━━━ SOURCE DATA

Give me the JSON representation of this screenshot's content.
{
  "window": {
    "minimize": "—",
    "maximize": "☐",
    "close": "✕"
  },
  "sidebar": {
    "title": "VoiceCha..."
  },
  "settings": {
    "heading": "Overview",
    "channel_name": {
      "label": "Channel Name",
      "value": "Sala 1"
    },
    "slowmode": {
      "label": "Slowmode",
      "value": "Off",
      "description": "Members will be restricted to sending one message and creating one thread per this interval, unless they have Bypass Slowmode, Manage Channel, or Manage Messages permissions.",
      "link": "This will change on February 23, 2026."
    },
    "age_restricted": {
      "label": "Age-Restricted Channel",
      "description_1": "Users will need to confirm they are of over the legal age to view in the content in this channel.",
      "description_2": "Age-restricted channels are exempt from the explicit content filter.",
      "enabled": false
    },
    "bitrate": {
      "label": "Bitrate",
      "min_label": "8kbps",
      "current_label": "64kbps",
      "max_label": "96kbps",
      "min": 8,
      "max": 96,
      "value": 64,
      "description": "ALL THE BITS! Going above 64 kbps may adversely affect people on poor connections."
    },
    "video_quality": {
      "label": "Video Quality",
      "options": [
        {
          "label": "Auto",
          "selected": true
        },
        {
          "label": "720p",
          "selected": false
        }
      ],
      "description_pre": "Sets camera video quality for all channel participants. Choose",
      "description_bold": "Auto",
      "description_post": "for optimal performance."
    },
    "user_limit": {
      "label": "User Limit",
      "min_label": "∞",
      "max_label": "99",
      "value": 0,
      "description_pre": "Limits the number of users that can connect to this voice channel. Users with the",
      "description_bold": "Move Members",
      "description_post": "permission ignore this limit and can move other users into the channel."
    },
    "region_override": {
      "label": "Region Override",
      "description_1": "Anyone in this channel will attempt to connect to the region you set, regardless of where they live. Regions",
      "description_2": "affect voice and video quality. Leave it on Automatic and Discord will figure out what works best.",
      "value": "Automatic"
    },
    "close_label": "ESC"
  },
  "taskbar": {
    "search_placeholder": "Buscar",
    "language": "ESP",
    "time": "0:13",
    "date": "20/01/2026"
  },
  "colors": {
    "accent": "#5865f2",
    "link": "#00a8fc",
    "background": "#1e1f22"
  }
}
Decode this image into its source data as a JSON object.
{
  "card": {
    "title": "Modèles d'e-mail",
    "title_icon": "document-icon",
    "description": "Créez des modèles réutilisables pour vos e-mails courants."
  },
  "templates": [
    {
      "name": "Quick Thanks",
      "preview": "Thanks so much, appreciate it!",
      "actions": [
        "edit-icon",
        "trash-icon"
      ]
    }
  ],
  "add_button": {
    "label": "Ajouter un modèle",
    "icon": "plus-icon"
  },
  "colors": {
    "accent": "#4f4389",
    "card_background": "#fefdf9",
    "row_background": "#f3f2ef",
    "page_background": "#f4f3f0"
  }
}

━━━━━━

WHAT IS BEING ASKED
From the entries above, extract every line where the word "Automatic" appears.

CORRECT RESPONSE
      "description_2": "affect voice and video quality. Leave it on Automatic and Discord will figure out what works best.",
      "value": "Automatic"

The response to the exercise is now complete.